- **PROBLEM REQUIREMENTS**:
Restate each of the lines given below, word for word.
* start DATASET CONTENT *
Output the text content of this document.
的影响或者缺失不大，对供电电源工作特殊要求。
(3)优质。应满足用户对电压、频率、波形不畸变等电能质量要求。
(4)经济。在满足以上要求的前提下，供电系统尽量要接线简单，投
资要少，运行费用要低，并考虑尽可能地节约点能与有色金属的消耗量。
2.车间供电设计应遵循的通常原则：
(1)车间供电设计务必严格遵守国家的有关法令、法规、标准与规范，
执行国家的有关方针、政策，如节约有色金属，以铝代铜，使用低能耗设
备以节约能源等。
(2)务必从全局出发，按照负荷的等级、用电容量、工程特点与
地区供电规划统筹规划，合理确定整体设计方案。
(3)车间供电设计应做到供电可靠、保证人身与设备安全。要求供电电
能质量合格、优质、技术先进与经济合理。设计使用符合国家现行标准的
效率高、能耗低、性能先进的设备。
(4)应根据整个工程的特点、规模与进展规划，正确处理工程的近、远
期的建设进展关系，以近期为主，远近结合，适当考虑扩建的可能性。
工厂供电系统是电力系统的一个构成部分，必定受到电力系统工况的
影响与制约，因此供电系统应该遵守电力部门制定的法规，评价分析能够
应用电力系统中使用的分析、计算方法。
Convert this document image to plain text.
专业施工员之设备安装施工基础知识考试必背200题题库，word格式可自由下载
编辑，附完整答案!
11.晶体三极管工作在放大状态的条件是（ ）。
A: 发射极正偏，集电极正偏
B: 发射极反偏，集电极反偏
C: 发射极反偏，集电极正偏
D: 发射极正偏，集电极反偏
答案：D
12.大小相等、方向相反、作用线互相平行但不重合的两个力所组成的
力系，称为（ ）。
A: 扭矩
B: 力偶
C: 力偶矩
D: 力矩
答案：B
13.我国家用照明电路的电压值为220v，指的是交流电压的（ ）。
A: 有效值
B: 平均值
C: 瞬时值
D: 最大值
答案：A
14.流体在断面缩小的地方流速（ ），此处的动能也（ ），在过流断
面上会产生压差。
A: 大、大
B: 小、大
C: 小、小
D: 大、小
* end DATASET CONTENT *
- **COMPLETE OUTPUT**:
Output the text content of this document.
的影响或者缺失不大，对供电电源工作特殊要求。
(3)优质。应满足用户对电压、频率、波形不畸变等电能质量要求。
(4)经济。在满足以上要求的前提下，供电系统尽量要接线简单，投
资要少，运行费用要低，并考虑尽可能地节约点能与有色金属的消耗量。
2.车间供电设计应遵循的通常原则：
(1)车间供电设计务必严格遵守国家的有关法令、法规、标准与规范，
执行国家的有关方针、政策，如节约有色金属，以铝代铜，使用低能耗设
备以节约能源等。
(2)务必从全局出发，按照负荷的等级、用电容量、工程特点与
地区供电规划统筹规划，合理确定整体设计方案。
(3)车间供电设计应做到供电可靠、保证人身与设备安全。要求供电电
能质量合格、优质、技术先进与经济合理。设计使用符合国家现行标准的
效率高、能耗低、性能先进的设备。
(4)应根据整个工程的特点、规模与进展规划，正确处理工程的近、远
期的建设进展关系，以近期为主，远近结合，适当考虑扩建的可能性。
工厂供电系统是电力系统的一个构成部分，必定受到电力系统工况的
影响与制约，因此供电系统应该遵守电力部门制定的法规，评价分析能够
应用电力系统中使用的分析、计算方法。
Convert this document image to plain text.
专业施工员之设备安装施工基础知识考试必背200题题库，word格式可自由下载
编辑，附完整答案!
11.晶体三极管工作在放大状态的条件是（ ）。
A: 发射极正偏，集电极正偏
B: 发射极反偏，集电极反偏
C: 发射极反偏，集电极正偏
D: 发射极正偏，集电极反偏
答案：D
12.大小相等、方向相反、作用线互相平行但不重合的两个力所组成的
力系，称为（ ）。
A: 扭矩
B: 力偶
C: 力偶矩
D: 力矩
答案：B
13.我国家用照明电路的电压值为220v，指的是交流电压的（ ）。
A: 有效值
B: 平均值
C: 瞬时值
D: 最大值
答案：A
14.流体在断面缩小的地方流速（ ），此处的动能也（ ），在过流断
面上会产生压差。
A: 大、大
B: 小、大
C: 小、小
D: 大、小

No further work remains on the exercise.